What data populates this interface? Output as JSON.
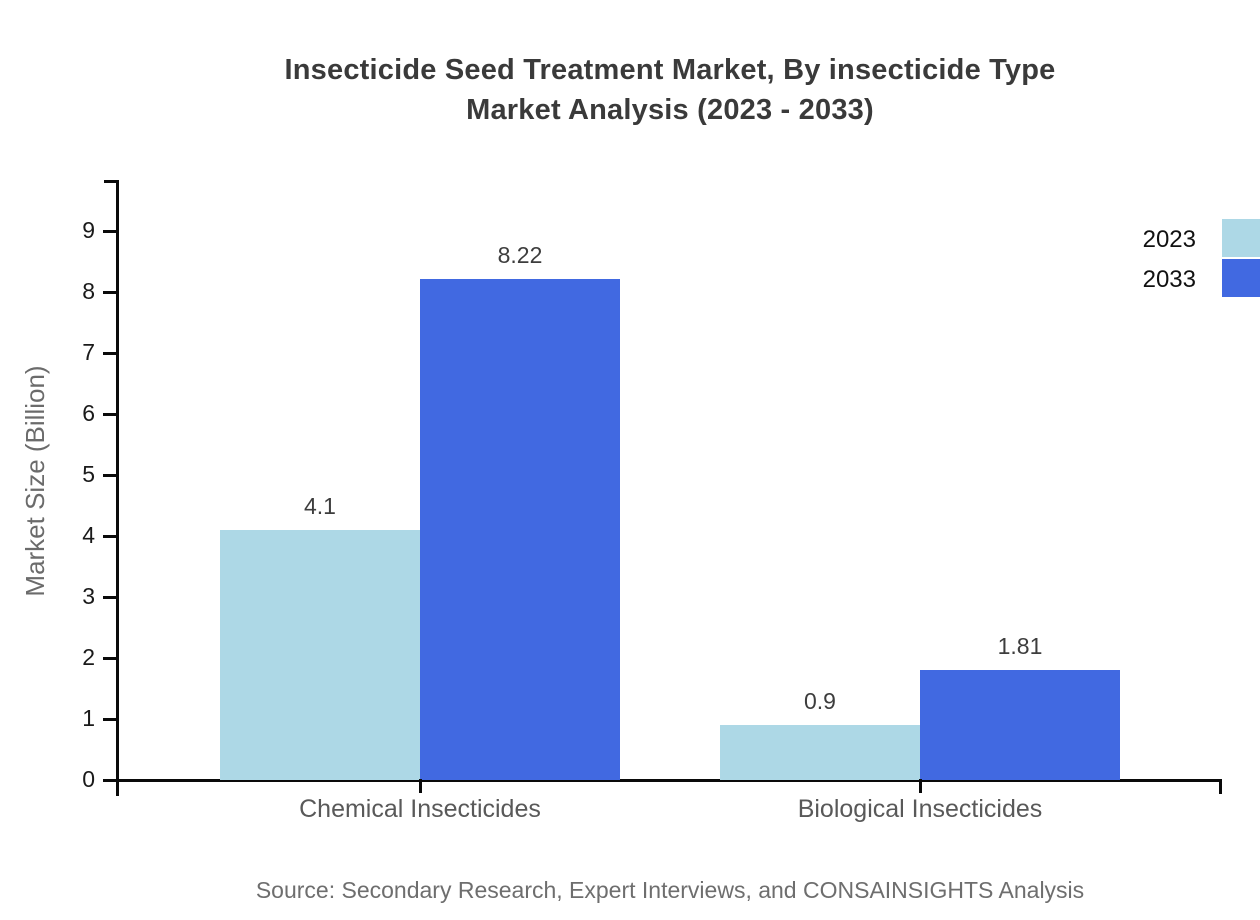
{
  "title": {
    "line1": "Insecticide Seed Treatment Market, By insecticide Type",
    "line2": "Market Analysis (2023 - 2033)"
  },
  "chart_data": {
    "type": "bar",
    "categories": [
      "Chemical Insecticides",
      "Biological Insecticides"
    ],
    "series": [
      {
        "name": "2023",
        "color": "#add8e6",
        "values": [
          4.1,
          0.9
        ],
        "value_labels": [
          "4.1",
          "0.9"
        ]
      },
      {
        "name": "2033",
        "color": "#4169e1",
        "values": [
          8.22,
          1.81
        ],
        "value_labels": [
          "8.22",
          "1.81"
        ]
      }
    ],
    "ylabel": "Market Size (Billion)",
    "xlabel": "",
    "yticks": [
      0,
      1,
      2,
      3,
      4,
      5,
      6,
      7,
      8,
      9
    ],
    "ylim": [
      0,
      9.84
    ],
    "grid": false,
    "legend_position": "top-right",
    "bar_value_labels_shown": true
  },
  "legend": {
    "items": [
      {
        "label": "2023",
        "color": "#add8e6"
      },
      {
        "label": "2033",
        "color": "#4169e1"
      }
    ]
  },
  "source_note": "Source: Secondary Research, Expert Interviews, and CONSAINSIGHTS Analysis",
  "colors": {
    "series_2023": "#add8e6",
    "series_2033": "#4169e1",
    "axis": "#0a0a0a",
    "title_text": "#3a3a3a",
    "tick_text": "#1a1a1a",
    "category_text": "#595959",
    "muted_text": "#6e6e6e"
  }
}
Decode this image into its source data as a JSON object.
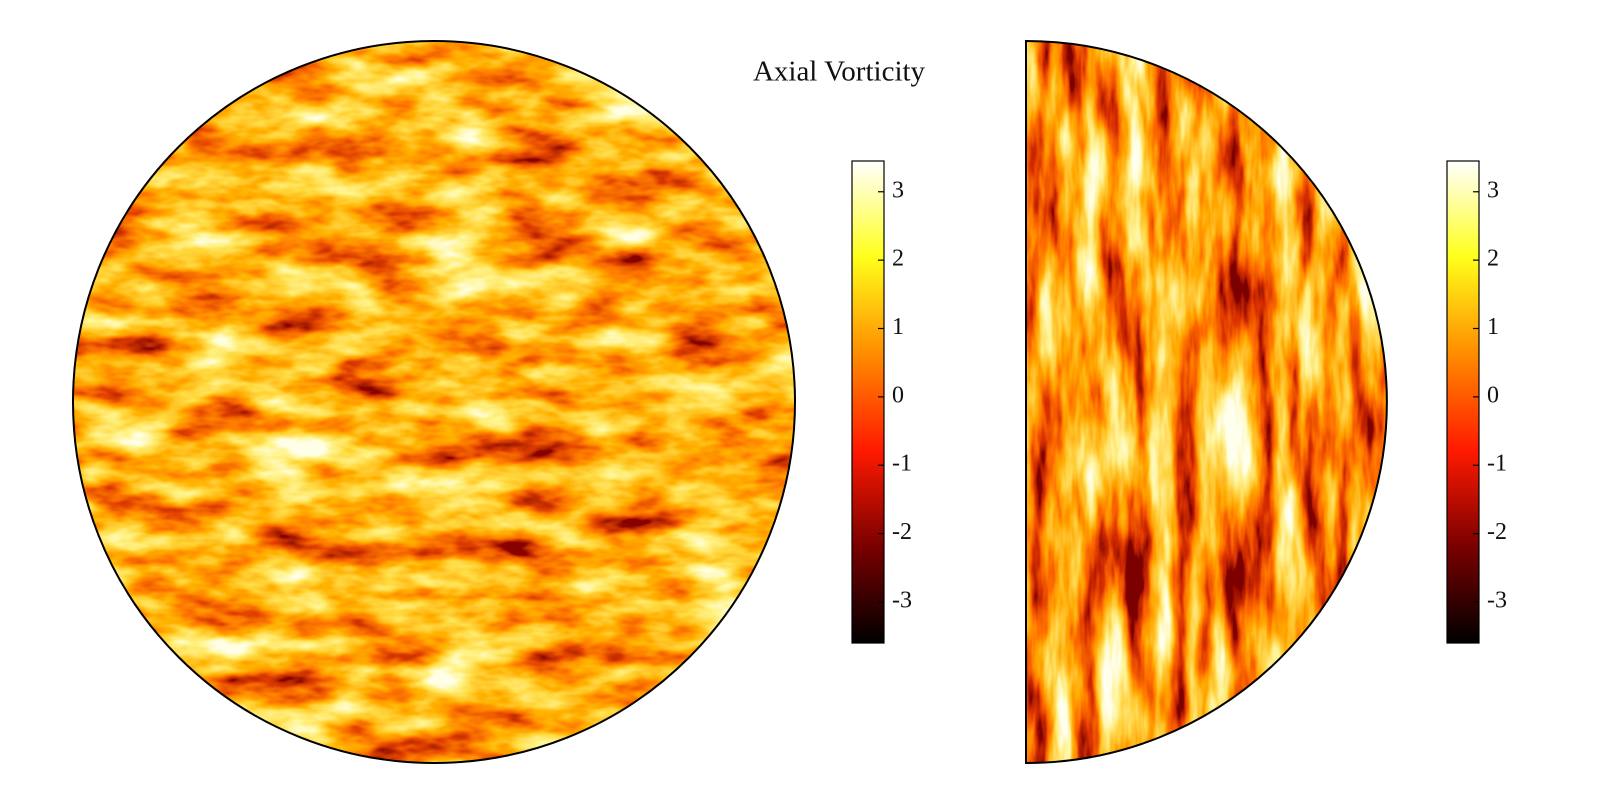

====

OBJECTIVE: Please set down each line of the data above exactly as written, without the pictures.

CORRECT OUTPUT:
What data populates this interface? Output as JSON.
{
  "title": {
    "line1": "Insecticide Seed Treatment Market, By insecticide Type",
    "line2": "Market Analysis (2023 - 2033)"
  },
  "chart_data": {
    "type": "bar",
    "categories": [
      "Chemical Insecticides",
      "Biological Insecticides"
    ],
    "series": [
      {
        "name": "2023",
        "color": "#add8e6",
        "values": [
          4.1,
          0.9
        ],
        "value_labels": [
          "4.1",
          "0.9"
        ]
      },
      {
        "name": "2033",
        "color": "#4169e1",
        "values": [
          8.22,
          1.81
        ],
        "value_labels": [
          "8.22",
          "1.81"
        ]
      }
    ],
    "ylabel": "Market Size (Billion)",
    "xlabel": "",
    "yticks": [
      0,
      1,
      2,
      3,
      4,
      5,
      6,
      7,
      8,
      9
    ],
    "ylim": [
      0,
      9.84
    ],
    "grid": false,
    "legend_position": "top-right",
    "bar_value_labels_shown": true
  },
  "legend": {
    "items": [
      {
        "label": "2023",
        "color": "#add8e6"
      },
      {
        "label": "2033",
        "color": "#4169e1"
      }
    ]
  },
  "source_note": "Source: Secondary Research, Expert Interviews, and CONSAINSIGHTS Analysis",
  "colors": {
    "series_2023": "#add8e6",
    "series_2033": "#4169e1",
    "axis": "#0a0a0a",
    "title_text": "#3a3a3a",
    "tick_text": "#1a1a1a",
    "category_text": "#595959",
    "muted_text": "#6e6e6e"
  }
}
Decode this image into its source data as a JSON object.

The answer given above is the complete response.